> Records for the exercise:
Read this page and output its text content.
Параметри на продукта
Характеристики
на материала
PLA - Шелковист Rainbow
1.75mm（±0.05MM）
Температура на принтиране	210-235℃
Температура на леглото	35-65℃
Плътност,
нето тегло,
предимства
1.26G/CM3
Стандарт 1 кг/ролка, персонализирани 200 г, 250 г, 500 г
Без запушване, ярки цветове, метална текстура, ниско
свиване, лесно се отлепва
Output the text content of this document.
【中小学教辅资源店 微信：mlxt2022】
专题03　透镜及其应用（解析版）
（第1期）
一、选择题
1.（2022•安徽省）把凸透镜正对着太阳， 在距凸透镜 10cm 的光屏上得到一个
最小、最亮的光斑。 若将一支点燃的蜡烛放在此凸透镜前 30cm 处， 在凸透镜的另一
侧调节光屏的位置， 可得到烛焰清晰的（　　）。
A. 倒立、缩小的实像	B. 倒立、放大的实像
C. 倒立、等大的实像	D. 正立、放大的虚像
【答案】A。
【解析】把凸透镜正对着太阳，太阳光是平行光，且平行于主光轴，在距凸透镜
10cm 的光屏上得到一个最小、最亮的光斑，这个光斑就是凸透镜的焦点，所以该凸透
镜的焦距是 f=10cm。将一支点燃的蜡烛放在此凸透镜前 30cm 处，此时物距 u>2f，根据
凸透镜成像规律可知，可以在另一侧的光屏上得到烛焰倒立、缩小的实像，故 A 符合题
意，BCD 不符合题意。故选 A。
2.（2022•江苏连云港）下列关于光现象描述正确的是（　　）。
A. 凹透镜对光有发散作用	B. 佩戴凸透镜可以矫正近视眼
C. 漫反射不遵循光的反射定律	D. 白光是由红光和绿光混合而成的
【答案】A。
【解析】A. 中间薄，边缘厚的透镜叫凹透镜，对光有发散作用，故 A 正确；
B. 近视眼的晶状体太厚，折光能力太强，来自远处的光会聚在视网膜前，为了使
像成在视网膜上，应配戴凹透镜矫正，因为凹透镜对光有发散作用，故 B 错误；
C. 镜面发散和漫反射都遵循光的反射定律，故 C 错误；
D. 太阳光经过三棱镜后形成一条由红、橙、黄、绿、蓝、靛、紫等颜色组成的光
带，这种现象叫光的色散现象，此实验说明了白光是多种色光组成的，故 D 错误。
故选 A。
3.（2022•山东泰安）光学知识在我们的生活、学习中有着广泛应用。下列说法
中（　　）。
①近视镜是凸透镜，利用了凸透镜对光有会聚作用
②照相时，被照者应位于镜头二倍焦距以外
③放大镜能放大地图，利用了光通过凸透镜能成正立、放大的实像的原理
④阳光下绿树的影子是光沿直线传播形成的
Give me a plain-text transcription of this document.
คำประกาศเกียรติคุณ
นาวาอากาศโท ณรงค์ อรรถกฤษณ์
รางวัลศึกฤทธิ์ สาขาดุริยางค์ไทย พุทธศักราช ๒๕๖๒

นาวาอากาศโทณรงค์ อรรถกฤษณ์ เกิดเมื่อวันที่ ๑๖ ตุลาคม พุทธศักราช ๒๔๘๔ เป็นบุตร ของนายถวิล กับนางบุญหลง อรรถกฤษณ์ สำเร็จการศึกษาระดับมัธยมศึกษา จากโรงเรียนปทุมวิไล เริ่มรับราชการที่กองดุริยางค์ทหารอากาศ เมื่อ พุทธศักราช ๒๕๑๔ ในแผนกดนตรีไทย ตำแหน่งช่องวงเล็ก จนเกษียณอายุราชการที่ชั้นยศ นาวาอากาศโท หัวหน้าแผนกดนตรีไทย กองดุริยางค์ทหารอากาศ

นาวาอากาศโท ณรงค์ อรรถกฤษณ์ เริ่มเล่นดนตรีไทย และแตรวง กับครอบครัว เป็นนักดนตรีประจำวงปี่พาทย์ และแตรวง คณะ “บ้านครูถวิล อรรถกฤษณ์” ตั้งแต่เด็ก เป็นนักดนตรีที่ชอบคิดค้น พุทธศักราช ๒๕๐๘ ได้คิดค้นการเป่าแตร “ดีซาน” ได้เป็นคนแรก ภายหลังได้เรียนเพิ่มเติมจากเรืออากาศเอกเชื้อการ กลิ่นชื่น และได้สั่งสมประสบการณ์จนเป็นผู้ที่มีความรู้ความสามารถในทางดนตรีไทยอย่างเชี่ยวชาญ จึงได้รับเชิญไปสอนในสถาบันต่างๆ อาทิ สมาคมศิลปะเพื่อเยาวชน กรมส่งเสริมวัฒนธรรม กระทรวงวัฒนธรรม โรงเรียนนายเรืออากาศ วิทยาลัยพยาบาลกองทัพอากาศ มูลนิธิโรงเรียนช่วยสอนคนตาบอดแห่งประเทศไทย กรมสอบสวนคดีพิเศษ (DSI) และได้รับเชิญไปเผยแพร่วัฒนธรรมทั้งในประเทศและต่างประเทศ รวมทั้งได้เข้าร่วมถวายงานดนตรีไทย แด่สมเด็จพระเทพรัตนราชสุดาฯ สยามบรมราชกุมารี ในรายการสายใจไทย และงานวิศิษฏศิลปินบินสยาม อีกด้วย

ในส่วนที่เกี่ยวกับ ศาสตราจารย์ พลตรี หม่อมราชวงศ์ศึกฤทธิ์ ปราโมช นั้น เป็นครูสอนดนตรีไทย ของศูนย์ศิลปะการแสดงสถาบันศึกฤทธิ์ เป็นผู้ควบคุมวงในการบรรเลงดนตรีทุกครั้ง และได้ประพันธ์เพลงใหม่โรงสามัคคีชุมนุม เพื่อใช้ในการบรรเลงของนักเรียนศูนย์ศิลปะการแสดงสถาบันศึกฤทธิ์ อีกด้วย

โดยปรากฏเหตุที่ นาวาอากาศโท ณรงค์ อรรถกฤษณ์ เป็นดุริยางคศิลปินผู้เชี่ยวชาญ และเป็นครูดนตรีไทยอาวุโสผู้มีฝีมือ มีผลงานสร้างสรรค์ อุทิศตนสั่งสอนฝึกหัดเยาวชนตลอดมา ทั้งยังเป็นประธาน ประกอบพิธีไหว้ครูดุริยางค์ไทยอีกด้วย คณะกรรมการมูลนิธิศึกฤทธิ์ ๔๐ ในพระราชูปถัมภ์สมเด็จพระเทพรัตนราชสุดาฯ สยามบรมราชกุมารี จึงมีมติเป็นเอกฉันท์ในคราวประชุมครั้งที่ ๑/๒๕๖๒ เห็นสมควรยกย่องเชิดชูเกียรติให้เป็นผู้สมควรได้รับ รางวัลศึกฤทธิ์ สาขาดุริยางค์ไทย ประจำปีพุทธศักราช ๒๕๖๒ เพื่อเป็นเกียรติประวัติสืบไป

> Exercise aim:
Your task is to repeat the data exactly; please include every line.

> Answer to this exercise:
Read this page and output its text content.
Параметри на продукта
Характеристики
на материала
PLA - Шелковист Rainbow
1.75mm（±0.05MM）
Температура на принтиране	210-235℃
Температура на леглото	35-65℃
Плътност,
нето тегло,
предимства
1.26G/CM3
Стандарт 1 кг/ролка, персонализирани 200 г, 250 г, 500 г
Без запушване, ярки цветове, метална текстура, ниско
свиване, лесно се отлепва
Output the text content of this document.
【中小学教辅资源店 微信：mlxt2022】
专题03　透镜及其应用（解析版）
（第1期）
一、选择题
1.（2022•安徽省）把凸透镜正对着太阳， 在距凸透镜 10cm 的光屏上得到一个
最小、最亮的光斑。 若将一支点燃的蜡烛放在此凸透镜前 30cm 处， 在凸透镜的另一
侧调节光屏的位置， 可得到烛焰清晰的（　　）。
A. 倒立、缩小的实像	B. 倒立、放大的实像
C. 倒立、等大的实像	D. 正立、放大的虚像
【答案】A。
【解析】把凸透镜正对着太阳，太阳光是平行光，且平行于主光轴，在距凸透镜
10cm 的光屏上得到一个最小、最亮的光斑，这个光斑就是凸透镜的焦点，所以该凸透
镜的焦距是 f=10cm。将一支点燃的蜡烛放在此凸透镜前 30cm 处，此时物距 u>2f，根据
凸透镜成像规律可知，可以在另一侧的光屏上得到烛焰倒立、缩小的实像，故 A 符合题
意，BCD 不符合题意。故选 A。
2.（2022•江苏连云港）下列关于光现象描述正确的是（　　）。
A. 凹透镜对光有发散作用	B. 佩戴凸透镜可以矫正近视眼
C. 漫反射不遵循光的反射定律	D. 白光是由红光和绿光混合而成的
【答案】A。
【解析】A. 中间薄，边缘厚的透镜叫凹透镜，对光有发散作用，故 A 正确；
B. 近视眼的晶状体太厚，折光能力太强，来自远处的光会聚在视网膜前，为了使
像成在视网膜上，应配戴凹透镜矫正，因为凹透镜对光有发散作用，故 B 错误；
C. 镜面发散和漫反射都遵循光的反射定律，故 C 错误；
D. 太阳光经过三棱镜后形成一条由红、橙、黄、绿、蓝、靛、紫等颜色组成的光
带，这种现象叫光的色散现象，此实验说明了白光是多种色光组成的，故 D 错误。
故选 A。
3.（2022•山东泰安）光学知识在我们的生活、学习中有着广泛应用。下列说法
中（　　）。
①近视镜是凸透镜，利用了凸透镜对光有会聚作用
②照相时，被照者应位于镜头二倍焦距以外
③放大镜能放大地图，利用了光通过凸透镜能成正立、放大的实像的原理
④阳光下绿树的影子是光沿直线传播形成的
Give me a plain-text transcription of this document.
คำประกาศเกียรติคุณ
นาวาอากาศโท ณรงค์ อรรถกฤษณ์
รางวัลศึกฤทธิ์ สาขาดุริยางค์ไทย พุทธศักราช ๒๕๖๒

นาวาอากาศโทณรงค์ อรรถกฤษณ์ เกิดเมื่อวันที่ ๑๖ ตุลาคม พุทธศักราช ๒๔๘๔ เป็นบุตร ของนายถวิล กับนางบุญหลง อรรถกฤษณ์ สำเร็จการศึกษาระดับมัธยมศึกษา จากโรงเรียนปทุมวิไล เริ่มรับราชการที่กองดุริยางค์ทหารอากาศ เมื่อ พุทธศักราช ๒๕๑๔ ในแผนกดนตรีไทย ตำแหน่งช่องวงเล็ก จนเกษียณอายุราชการที่ชั้นยศ นาวาอากาศโท หัวหน้าแผนกดนตรีไทย กองดุริยางค์ทหารอากาศ

นาวาอากาศโท ณรงค์ อรรถกฤษณ์ เริ่มเล่นดนตรีไทย และแตรวง กับครอบครัว เป็นนักดนตรีประจำวงปี่พาทย์ และแตรวง คณะ “บ้านครูถวิล อรรถกฤษณ์” ตั้งแต่เด็ก เป็นนักดนตรีที่ชอบคิดค้น พุทธศักราช ๒๕๐๘ ได้คิดค้นการเป่าแตร “ดีซาน” ได้เป็นคนแรก ภายหลังได้เรียนเพิ่มเติมจากเรืออากาศเอกเชื้อการ กลิ่นชื่น และได้สั่งสมประสบการณ์จนเป็นผู้ที่มีความรู้ความสามารถในทางดนตรีไทยอย่างเชี่ยวชาญ จึงได้รับเชิญไปสอนในสถาบันต่างๆ อาทิ สมาคมศิลปะเพื่อเยาวชน กรมส่งเสริมวัฒนธรรม กระทรวงวัฒนธรรม โรงเรียนนายเรืออากาศ วิทยาลัยพยาบาลกองทัพอากาศ มูลนิธิโรงเรียนช่วยสอนคนตาบอดแห่งประเทศไทย กรมสอบสวนคดีพิเศษ (DSI) และได้รับเชิญไปเผยแพร่วัฒนธรรมทั้งในประเทศและต่างประเทศ รวมทั้งได้เข้าร่วมถวายงานดนตรีไทย แด่สมเด็จพระเทพรัตนราชสุดาฯ สยามบรมราชกุมารี ในรายการสายใจไทย และงานวิศิษฏศิลปินบินสยาม อีกด้วย

ในส่วนที่เกี่ยวกับ ศาสตราจารย์ พลตรี หม่อมราชวงศ์ศึกฤทธิ์ ปราโมช นั้น เป็นครูสอนดนตรีไทย ของศูนย์ศิลปะการแสดงสถาบันศึกฤทธิ์ เป็นผู้ควบคุมวงในการบรรเลงดนตรีทุกครั้ง และได้ประพันธ์เพลงใหม่โรงสามัคคีชุมนุม เพื่อใช้ในการบรรเลงของนักเรียนศูนย์ศิลปะการแสดงสถาบันศึกฤทธิ์ อีกด้วย

โดยปรากฏเหตุที่ นาวาอากาศโท ณรงค์ อรรถกฤษณ์ เป็นดุริยางคศิลปินผู้เชี่ยวชาญ และเป็นครูดนตรีไทยอาวุโสผู้มีฝีมือ มีผลงานสร้างสรรค์ อุทิศตนสั่งสอนฝึกหัดเยาวชนตลอดมา ทั้งยังเป็นประธาน ประกอบพิธีไหว้ครูดุริยางค์ไทยอีกด้วย คณะกรรมการมูลนิธิศึกฤทธิ์ ๔๐ ในพระราชูปถัมภ์สมเด็จพระเทพรัตนราชสุดาฯ สยามบรมราชกุมารี จึงมีมติเป็นเอกฉันท์ในคราวประชุมครั้งที่ ๑/๒๕๖๒ เห็นสมควรยกย่องเชิดชูเกียรติให้เป็นผู้สมควรได้รับ รางวัลศึกฤทธิ์ สาขาดุริยางค์ไทย ประจำปีพุทธศักราช ๒๕๖๒ เพื่อเป็นเกียรติประวัติสืบไป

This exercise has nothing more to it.